§ Exercise objective
Look through the listing below and report how many lines contain "mean", as a bare number.

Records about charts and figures
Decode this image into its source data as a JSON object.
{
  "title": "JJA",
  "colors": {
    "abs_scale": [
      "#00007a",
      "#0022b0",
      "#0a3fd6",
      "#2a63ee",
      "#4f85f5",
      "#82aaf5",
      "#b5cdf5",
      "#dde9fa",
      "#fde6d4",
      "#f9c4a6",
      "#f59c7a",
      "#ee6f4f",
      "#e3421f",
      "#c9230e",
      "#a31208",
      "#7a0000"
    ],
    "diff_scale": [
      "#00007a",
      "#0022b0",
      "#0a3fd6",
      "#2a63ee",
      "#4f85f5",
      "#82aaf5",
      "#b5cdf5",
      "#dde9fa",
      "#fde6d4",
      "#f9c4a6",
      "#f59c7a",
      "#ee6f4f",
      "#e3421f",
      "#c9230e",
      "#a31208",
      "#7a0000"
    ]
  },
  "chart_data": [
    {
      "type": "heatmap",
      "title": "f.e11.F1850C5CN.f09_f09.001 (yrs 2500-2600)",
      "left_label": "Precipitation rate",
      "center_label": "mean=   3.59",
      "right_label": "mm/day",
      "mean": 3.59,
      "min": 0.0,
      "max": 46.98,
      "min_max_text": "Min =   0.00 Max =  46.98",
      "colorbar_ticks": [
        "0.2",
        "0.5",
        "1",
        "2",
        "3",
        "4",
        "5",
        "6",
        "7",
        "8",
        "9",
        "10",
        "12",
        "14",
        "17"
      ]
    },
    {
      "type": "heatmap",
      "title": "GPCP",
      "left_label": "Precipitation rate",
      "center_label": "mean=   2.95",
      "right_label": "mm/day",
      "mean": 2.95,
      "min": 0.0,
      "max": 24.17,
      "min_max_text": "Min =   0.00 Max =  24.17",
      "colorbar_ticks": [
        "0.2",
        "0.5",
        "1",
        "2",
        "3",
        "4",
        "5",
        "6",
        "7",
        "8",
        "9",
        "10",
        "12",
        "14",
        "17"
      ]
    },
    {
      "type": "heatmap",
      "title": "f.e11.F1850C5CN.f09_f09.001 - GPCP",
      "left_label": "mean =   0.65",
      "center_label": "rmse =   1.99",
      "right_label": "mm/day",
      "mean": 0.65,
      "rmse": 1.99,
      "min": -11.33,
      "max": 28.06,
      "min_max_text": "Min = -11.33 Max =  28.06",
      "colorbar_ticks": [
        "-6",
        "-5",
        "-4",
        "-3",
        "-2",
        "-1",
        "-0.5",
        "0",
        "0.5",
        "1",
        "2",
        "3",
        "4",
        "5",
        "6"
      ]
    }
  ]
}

§ Full output
6